→ Direction
Read the records below. Copy each line where the string "saada" occurs.

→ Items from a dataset
——————————

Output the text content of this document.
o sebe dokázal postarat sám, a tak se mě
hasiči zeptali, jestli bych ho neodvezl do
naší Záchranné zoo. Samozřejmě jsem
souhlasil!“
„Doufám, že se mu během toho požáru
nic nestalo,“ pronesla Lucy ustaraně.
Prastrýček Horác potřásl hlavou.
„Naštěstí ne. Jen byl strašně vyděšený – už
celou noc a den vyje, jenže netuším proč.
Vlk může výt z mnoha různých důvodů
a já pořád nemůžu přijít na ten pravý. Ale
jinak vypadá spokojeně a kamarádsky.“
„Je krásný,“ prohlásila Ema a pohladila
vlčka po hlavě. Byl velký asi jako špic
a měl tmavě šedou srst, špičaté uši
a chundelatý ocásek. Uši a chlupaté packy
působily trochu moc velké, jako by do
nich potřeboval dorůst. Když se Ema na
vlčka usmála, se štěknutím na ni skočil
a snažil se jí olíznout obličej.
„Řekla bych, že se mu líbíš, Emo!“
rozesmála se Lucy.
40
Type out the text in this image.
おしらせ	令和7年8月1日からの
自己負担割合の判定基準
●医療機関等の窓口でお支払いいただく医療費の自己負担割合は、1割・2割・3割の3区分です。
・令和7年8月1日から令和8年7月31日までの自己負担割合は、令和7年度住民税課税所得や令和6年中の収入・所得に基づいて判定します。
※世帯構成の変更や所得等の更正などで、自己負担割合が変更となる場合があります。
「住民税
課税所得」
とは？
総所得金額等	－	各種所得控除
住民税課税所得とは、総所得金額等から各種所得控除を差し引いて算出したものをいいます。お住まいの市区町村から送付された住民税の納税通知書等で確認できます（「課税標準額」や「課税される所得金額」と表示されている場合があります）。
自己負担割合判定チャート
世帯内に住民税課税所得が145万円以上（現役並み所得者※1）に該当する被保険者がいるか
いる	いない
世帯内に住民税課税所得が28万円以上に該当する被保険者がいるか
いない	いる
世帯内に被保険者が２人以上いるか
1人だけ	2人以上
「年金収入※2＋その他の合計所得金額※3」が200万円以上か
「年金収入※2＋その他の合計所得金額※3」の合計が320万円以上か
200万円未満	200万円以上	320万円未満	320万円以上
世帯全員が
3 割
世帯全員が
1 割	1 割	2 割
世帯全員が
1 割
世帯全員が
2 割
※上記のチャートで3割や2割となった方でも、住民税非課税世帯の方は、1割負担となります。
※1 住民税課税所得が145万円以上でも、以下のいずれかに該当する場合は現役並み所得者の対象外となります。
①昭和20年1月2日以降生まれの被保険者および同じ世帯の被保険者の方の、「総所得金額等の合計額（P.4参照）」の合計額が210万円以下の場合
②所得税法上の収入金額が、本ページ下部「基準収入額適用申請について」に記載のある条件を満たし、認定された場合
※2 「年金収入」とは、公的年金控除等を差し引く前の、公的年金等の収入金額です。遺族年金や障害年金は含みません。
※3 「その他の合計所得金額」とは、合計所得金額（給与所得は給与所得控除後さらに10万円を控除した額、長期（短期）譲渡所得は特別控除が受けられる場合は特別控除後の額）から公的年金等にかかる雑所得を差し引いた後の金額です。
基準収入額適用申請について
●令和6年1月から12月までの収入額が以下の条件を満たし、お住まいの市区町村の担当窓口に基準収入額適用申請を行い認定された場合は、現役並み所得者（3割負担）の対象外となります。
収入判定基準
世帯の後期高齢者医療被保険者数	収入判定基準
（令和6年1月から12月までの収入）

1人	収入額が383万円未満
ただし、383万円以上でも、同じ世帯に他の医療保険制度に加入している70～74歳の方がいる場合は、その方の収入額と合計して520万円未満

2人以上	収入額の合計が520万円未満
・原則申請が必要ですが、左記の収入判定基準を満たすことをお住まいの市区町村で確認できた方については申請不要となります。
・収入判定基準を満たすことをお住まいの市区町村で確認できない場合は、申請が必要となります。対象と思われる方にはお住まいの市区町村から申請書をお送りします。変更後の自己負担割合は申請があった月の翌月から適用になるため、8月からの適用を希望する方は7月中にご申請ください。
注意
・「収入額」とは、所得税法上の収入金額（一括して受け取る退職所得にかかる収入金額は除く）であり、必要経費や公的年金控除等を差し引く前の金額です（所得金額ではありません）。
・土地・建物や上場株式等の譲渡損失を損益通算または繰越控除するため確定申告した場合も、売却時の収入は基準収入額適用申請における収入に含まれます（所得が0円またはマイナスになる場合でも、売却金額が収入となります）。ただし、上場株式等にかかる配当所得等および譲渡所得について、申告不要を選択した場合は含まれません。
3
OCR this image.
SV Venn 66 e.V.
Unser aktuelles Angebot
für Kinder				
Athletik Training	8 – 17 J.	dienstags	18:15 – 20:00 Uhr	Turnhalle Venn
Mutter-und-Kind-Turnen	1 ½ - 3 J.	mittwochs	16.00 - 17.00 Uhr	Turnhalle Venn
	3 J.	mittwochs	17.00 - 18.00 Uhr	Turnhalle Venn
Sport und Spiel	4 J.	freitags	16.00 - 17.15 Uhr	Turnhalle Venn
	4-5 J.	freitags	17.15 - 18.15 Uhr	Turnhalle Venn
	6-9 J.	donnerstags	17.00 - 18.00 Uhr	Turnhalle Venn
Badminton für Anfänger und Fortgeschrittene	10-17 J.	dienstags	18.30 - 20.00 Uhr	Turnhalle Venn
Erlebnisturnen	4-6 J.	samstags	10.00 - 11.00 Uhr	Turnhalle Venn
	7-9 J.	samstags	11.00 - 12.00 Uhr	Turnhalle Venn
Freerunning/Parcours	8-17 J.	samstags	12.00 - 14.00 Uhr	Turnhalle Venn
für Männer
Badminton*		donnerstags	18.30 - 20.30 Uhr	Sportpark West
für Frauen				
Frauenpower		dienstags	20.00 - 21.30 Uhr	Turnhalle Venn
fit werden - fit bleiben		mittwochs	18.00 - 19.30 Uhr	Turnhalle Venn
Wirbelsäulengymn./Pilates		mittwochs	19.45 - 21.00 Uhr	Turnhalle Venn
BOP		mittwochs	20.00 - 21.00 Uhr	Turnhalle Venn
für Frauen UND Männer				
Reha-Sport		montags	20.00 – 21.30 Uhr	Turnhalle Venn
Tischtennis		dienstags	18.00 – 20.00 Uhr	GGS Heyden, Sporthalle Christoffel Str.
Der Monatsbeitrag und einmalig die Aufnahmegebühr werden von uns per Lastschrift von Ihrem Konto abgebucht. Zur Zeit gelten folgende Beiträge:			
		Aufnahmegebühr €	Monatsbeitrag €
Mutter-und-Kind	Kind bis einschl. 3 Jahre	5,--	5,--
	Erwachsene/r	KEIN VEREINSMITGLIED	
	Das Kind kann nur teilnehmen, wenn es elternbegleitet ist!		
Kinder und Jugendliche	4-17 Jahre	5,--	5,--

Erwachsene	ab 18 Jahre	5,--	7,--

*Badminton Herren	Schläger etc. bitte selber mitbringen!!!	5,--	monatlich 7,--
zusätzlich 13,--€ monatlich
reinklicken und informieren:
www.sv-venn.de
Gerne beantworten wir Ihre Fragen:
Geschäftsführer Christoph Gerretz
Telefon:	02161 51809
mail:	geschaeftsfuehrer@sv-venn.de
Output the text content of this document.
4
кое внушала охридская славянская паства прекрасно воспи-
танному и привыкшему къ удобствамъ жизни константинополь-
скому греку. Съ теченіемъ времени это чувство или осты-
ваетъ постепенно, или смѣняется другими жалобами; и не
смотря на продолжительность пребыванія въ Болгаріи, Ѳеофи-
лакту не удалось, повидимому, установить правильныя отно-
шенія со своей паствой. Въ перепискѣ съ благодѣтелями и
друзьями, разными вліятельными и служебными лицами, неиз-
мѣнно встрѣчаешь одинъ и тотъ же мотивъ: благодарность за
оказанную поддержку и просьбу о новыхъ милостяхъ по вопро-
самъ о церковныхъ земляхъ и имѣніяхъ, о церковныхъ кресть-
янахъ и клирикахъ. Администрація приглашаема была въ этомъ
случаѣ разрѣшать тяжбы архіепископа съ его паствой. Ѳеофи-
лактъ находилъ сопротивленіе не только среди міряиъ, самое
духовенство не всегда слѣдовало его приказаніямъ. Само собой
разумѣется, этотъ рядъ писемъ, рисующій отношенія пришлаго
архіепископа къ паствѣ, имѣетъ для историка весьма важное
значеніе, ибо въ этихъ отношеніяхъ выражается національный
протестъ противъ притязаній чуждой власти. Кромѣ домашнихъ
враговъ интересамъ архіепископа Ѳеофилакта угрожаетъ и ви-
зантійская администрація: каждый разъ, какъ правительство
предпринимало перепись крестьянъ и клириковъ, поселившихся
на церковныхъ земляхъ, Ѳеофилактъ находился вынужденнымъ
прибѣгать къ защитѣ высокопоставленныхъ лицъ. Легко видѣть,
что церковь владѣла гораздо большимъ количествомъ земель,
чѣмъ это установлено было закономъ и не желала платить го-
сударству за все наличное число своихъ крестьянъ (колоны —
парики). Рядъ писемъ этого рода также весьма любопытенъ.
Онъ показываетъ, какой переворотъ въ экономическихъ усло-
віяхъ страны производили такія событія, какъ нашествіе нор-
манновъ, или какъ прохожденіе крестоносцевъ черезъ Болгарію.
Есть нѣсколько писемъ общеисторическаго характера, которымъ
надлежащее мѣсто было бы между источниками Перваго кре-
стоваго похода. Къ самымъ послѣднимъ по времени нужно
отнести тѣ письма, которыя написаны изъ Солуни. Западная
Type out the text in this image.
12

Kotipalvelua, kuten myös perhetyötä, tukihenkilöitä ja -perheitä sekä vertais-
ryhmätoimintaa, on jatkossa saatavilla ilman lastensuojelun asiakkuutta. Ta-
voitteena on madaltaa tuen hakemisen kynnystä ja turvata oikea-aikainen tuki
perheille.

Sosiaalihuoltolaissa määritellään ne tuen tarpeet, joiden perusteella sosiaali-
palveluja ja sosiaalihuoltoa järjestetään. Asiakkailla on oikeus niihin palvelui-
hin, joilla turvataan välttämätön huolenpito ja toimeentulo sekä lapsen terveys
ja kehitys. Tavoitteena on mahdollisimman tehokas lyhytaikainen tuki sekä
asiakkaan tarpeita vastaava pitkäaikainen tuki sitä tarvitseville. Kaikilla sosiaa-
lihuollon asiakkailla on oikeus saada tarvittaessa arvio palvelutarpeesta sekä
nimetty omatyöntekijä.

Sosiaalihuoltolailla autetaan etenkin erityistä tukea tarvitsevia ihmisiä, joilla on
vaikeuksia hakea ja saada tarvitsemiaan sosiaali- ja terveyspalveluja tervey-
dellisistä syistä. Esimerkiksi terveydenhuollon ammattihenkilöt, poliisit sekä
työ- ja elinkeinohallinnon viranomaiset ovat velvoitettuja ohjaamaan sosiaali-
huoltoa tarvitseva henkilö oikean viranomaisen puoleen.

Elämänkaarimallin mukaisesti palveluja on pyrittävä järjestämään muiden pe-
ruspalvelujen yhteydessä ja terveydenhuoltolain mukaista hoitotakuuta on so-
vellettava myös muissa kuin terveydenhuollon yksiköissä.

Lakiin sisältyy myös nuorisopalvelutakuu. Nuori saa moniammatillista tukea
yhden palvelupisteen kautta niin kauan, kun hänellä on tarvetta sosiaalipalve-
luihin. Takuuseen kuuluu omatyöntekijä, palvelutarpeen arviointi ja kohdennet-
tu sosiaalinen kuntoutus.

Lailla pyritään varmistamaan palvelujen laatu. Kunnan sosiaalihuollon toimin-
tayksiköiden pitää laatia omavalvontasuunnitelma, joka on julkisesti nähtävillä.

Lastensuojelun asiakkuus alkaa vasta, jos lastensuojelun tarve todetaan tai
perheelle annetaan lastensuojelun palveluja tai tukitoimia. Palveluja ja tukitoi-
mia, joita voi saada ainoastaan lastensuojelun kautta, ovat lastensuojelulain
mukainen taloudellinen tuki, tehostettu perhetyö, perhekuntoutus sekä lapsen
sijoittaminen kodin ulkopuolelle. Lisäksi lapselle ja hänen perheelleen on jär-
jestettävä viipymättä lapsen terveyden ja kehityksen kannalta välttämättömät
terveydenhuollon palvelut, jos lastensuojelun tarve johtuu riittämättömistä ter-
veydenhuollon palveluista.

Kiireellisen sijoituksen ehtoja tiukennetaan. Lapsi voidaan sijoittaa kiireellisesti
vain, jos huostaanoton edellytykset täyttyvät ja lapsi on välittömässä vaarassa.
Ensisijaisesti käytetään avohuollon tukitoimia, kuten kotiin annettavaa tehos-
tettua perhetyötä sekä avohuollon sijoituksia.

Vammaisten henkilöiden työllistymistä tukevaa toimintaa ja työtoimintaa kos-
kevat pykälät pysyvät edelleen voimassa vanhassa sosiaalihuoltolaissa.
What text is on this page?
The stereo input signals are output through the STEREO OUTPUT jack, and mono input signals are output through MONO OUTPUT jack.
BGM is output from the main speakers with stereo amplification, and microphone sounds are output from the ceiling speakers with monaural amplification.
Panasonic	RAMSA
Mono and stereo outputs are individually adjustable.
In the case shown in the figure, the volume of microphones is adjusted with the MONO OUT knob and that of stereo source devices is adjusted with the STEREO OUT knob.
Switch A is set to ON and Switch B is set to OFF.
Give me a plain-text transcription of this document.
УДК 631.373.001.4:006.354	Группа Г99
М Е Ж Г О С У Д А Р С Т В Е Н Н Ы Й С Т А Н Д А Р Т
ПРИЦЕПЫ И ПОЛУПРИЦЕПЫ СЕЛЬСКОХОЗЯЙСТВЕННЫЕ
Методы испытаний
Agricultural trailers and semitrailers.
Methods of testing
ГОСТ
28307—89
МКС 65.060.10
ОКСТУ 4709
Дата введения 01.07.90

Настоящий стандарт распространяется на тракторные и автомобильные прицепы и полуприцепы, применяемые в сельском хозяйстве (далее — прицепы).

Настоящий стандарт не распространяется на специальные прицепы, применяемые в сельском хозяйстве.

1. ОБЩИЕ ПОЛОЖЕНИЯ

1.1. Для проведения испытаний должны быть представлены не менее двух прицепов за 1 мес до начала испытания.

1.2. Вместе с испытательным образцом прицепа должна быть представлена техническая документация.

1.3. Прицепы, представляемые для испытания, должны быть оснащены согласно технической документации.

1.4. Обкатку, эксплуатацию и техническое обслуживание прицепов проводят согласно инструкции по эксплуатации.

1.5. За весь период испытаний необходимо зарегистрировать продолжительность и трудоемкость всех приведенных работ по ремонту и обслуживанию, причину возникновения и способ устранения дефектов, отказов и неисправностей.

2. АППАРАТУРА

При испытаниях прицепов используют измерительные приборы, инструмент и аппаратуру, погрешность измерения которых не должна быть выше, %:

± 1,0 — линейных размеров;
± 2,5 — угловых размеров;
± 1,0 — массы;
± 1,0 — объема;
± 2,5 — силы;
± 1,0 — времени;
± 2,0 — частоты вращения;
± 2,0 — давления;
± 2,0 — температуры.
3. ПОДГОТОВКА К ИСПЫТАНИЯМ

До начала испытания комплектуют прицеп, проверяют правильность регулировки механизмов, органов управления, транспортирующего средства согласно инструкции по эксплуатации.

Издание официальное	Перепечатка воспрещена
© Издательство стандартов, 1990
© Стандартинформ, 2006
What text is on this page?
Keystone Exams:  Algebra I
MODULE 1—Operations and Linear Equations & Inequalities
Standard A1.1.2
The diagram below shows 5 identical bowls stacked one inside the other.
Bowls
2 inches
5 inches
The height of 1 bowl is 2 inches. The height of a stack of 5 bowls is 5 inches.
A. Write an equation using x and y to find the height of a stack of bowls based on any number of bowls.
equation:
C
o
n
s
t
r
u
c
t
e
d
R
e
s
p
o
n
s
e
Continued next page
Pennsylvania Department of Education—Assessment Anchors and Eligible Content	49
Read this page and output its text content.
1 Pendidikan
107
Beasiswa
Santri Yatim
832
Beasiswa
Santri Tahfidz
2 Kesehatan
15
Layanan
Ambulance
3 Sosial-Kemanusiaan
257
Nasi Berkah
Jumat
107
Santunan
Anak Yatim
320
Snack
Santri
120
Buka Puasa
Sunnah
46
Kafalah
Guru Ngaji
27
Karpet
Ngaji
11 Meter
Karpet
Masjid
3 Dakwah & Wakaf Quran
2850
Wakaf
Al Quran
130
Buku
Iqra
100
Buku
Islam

——————————

→ Answer to this problem
lihuollon asiakkailla on oikeus saada tarvittaessa arvio palvelutarpeesta sekä
vaikeuksia hakea ja saada tarvitsemiaan sosiaali- ja terveyspalveluja tervey-
mia, joita voi saada ainoastaan lastensuojelun kautta, ovat lastensuojelulain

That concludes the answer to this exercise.